◆ **WORK TO COMPLETE**
Repeat the records verbatim and leave the pictures out of your copy.

(Data records)
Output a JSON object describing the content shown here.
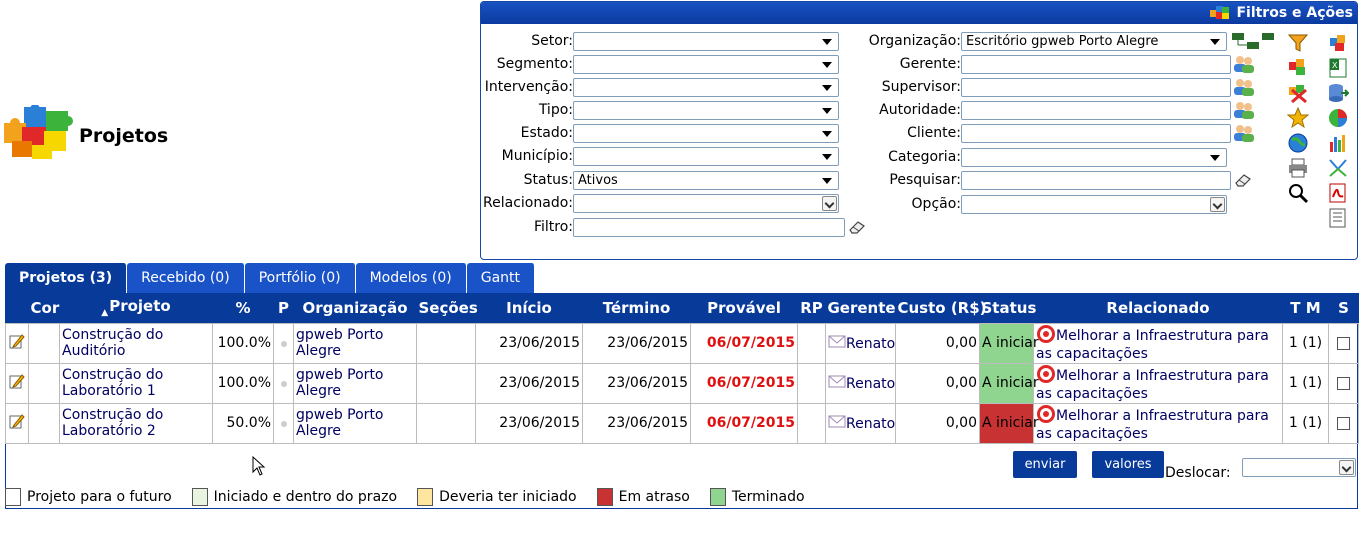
{
  "page": {
    "title": "Projetos"
  },
  "filters": {
    "header": "Filtros e Ações",
    "left": [
      {
        "label": "Setor:",
        "value": "",
        "kind": "select"
      },
      {
        "label": "Segmento:",
        "value": "",
        "kind": "select"
      },
      {
        "label": "Intervenção:",
        "value": "",
        "kind": "select"
      },
      {
        "label": "Tipo:",
        "value": "",
        "kind": "select"
      },
      {
        "label": "Estado:",
        "value": "",
        "kind": "select"
      },
      {
        "label": "Município:",
        "value": "",
        "kind": "select"
      },
      {
        "label": "Status:",
        "value": "Ativos",
        "kind": "select"
      },
      {
        "label": "Relacionado:",
        "value": "",
        "kind": "select-boxed"
      },
      {
        "label": "Filtro:",
        "value": "",
        "kind": "input"
      }
    ],
    "right": [
      {
        "label": "Organização:",
        "value": "Escritório gpweb Porto Alegre",
        "kind": "select"
      },
      {
        "label": "Gerente:",
        "value": "",
        "kind": "input"
      },
      {
        "label": "Supervisor:",
        "value": "",
        "kind": "input"
      },
      {
        "label": "Autoridade:",
        "value": "",
        "kind": "input"
      },
      {
        "label": "Cliente:",
        "value": "",
        "kind": "input"
      },
      {
        "label": "Categoria:",
        "value": "",
        "kind": "select"
      },
      {
        "label": "Pesquisar:",
        "value": "",
        "kind": "input"
      },
      {
        "label": "Opção:",
        "value": "",
        "kind": "select-boxed"
      }
    ]
  },
  "tabs": [
    {
      "label": "Projetos (3)",
      "active": true
    },
    {
      "label": "Recebido (0)",
      "active": false
    },
    {
      "label": "Portfólio (0)",
      "active": false
    },
    {
      "label": "Modelos (0)",
      "active": false
    },
    {
      "label": "Gantt",
      "active": false
    }
  ],
  "table": {
    "headers": {
      "cor": "Cor",
      "projeto": "Projeto",
      "pct": "%",
      "p": "P",
      "organizacao": "Organização",
      "secoes": "Seções",
      "inicio": "Início",
      "termino": "Término",
      "provavel": "Provável",
      "rp": "RP",
      "gerente": "Gerente",
      "custo": "Custo (R$)",
      "status": "Status",
      "relacionado": "Relacionado",
      "tm": "T M",
      "s": "S"
    },
    "rows": [
      {
        "projeto_l1": "Construção do",
        "projeto_l2": "Auditório",
        "pct": "100.0%",
        "org_l1": "gpweb Porto",
        "org_l2": "Alegre",
        "inicio": "23/06/2015",
        "termino": "23/06/2015",
        "provavel": "06/07/2015",
        "gerente": "Renato",
        "custo": "0,00",
        "status": "A iniciar",
        "status_color": "#8fd48f",
        "rel_l1": "Melhorar a Infraestrutura para",
        "rel_l2": "as capacitações",
        "tm": "1 (1)"
      },
      {
        "projeto_l1": "Construção do",
        "projeto_l2": "Laboratório 1",
        "pct": "100.0%",
        "org_l1": "gpweb Porto",
        "org_l2": "Alegre",
        "inicio": "23/06/2015",
        "termino": "23/06/2015",
        "provavel": "06/07/2015",
        "gerente": "Renato",
        "custo": "0,00",
        "status": "A iniciar",
        "status_color": "#8fd48f",
        "rel_l1": "Melhorar a Infraestrutura para",
        "rel_l2": "as capacitações",
        "tm": "1 (1)"
      },
      {
        "projeto_l1": "Construção do",
        "projeto_l2": "Laboratório 2",
        "pct": "50.0%",
        "org_l1": "gpweb Porto",
        "org_l2": "Alegre",
        "inicio": "23/06/2015",
        "termino": "23/06/2015",
        "provavel": "06/07/2015",
        "gerente": "Renato",
        "custo": "0,00",
        "status": "A iniciar",
        "status_color": "#c83232",
        "rel_l1": "Melhorar a Infraestrutura para",
        "rel_l2": "as capacitações",
        "tm": "1 (1)"
      }
    ]
  },
  "actions": {
    "enviar": "enviar",
    "valores": "valores",
    "deslocar_label": "Deslocar:",
    "deslocar_value": ""
  },
  "legend": [
    {
      "label": "Projeto para o futuro",
      "color": "#ffffff"
    },
    {
      "label": "Iniciado e dentro do prazo",
      "color": "#e8f4e0"
    },
    {
      "label": "Deveria ter iniciado",
      "color": "#ffe6a0"
    },
    {
      "label": "Em atraso",
      "color": "#c83232"
    },
    {
      "label": "Terminado",
      "color": "#8fd48f"
    }
  ],
  "colors": {
    "header_blue": "#083a9a",
    "tab_blue": "#1a52c8",
    "late_red": "#e01010"
  }
}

◆ **RESPONSE FOR THIS EXERCISE**
Output a JSON object describing the content shown here.
{
  "page": {
    "title": "Projetos"
  },
  "filters": {
    "header": "Filtros e Ações",
    "left": [
      {
        "label": "Setor:",
        "value": "",
        "kind": "select"
      },
      {
        "label": "Segmento:",
        "value": "",
        "kind": "select"
      },
      {
        "label": "Intervenção:",
        "value": "",
        "kind": "select"
      },
      {
        "label": "Tipo:",
        "value": "",
        "kind": "select"
      },
      {
        "label": "Estado:",
        "value": "",
        "kind": "select"
      },
      {
        "label": "Município:",
        "value": "",
        "kind": "select"
      },
      {
        "label": "Status:",
        "value": "Ativos",
        "kind": "select"
      },
      {
        "label": "Relacionado:",
        "value": "",
        "kind": "select-boxed"
      },
      {
        "label": "Filtro:",
        "value": "",
        "kind": "input"
      }
    ],
    "right": [
      {
        "label": "Organização:",
        "value": "Escritório gpweb Porto Alegre",
        "kind": "select"
      },
      {
        "label": "Gerente:",
        "value": "",
        "kind": "input"
      },
      {
        "label": "Supervisor:",
        "value": "",
        "kind": "input"
      },
      {
        "label": "Autoridade:",
        "value": "",
        "kind": "input"
      },
      {
        "label": "Cliente:",
        "value": "",
        "kind": "input"
      },
      {
        "label": "Categoria:",
        "value": "",
        "kind": "select"
      },
      {
        "label": "Pesquisar:",
        "value": "",
        "kind": "input"
      },
      {
        "label": "Opção:",
        "value": "",
        "kind": "select-boxed"
      }
    ]
  },
  "tabs": [
    {
      "label": "Projetos (3)",
      "active": true
    },
    {
      "label": "Recebido (0)",
      "active": false
    },
    {
      "label": "Portfólio (0)",
      "active": false
    },
    {
      "label": "Modelos (0)",
      "active": false
    },
    {
      "label": "Gantt",
      "active": false
    }
  ],
  "table": {
    "headers": {
      "cor": "Cor",
      "projeto": "Projeto",
      "pct": "%",
      "p": "P",
      "organizacao": "Organização",
      "secoes": "Seções",
      "inicio": "Início",
      "termino": "Término",
      "provavel": "Provável",
      "rp": "RP",
      "gerente": "Gerente",
      "custo": "Custo (R$)",
      "status": "Status",
      "relacionado": "Relacionado",
      "tm": "T M",
      "s": "S"
    },
    "rows": [
      {
        "projeto_l1": "Construção do",
        "projeto_l2": "Auditório",
        "pct": "100.0%",
        "org_l1": "gpweb Porto",
        "org_l2": "Alegre",
        "inicio": "23/06/2015",
        "termino": "23/06/2015",
        "provavel": "06/07/2015",
        "gerente": "Renato",
        "custo": "0,00",
        "status": "A iniciar",
        "status_color": "#8fd48f",
        "rel_l1": "Melhorar a Infraestrutura para",
        "rel_l2": "as capacitações",
        "tm": "1 (1)"
      },
      {
        "projeto_l1": "Construção do",
        "projeto_l2": "Laboratório 1",
        "pct": "100.0%",
        "org_l1": "gpweb Porto",
        "org_l2": "Alegre",
        "inicio": "23/06/2015",
        "termino": "23/06/2015",
        "provavel": "06/07/2015",
        "gerente": "Renato",
        "custo": "0,00",
        "status": "A iniciar",
        "status_color": "#8fd48f",
        "rel_l1": "Melhorar a Infraestrutura para",
        "rel_l2": "as capacitações",
        "tm": "1 (1)"
      },
      {
        "projeto_l1": "Construção do",
        "projeto_l2": "Laboratório 2",
        "pct": "50.0%",
        "org_l1": "gpweb Porto",
        "org_l2": "Alegre",
        "inicio": "23/06/2015",
        "termino": "23/06/2015",
        "provavel": "06/07/2015",
        "gerente": "Renato",
        "custo": "0,00",
        "status": "A iniciar",
        "status_color": "#c83232",
        "rel_l1": "Melhorar a Infraestrutura para",
        "rel_l2": "as capacitações",
        "tm": "1 (1)"
      }
    ]
  },
  "actions": {
    "enviar": "enviar",
    "valores": "valores",
    "deslocar_label": "Deslocar:",
    "deslocar_value": ""
  },
  "legend": [
    {
      "label": "Projeto para o futuro",
      "color": "#ffffff"
    },
    {
      "label": "Iniciado e dentro do prazo",
      "color": "#e8f4e0"
    },
    {
      "label": "Deveria ter iniciado",
      "color": "#ffe6a0"
    },
    {
      "label": "Em atraso",
      "color": "#c83232"
    },
    {
      "label": "Terminado",
      "color": "#8fd48f"
    }
  ],
  "colors": {
    "header_blue": "#083a9a",
    "tab_blue": "#1a52c8",
    "late_red": "#e01010"
  }
}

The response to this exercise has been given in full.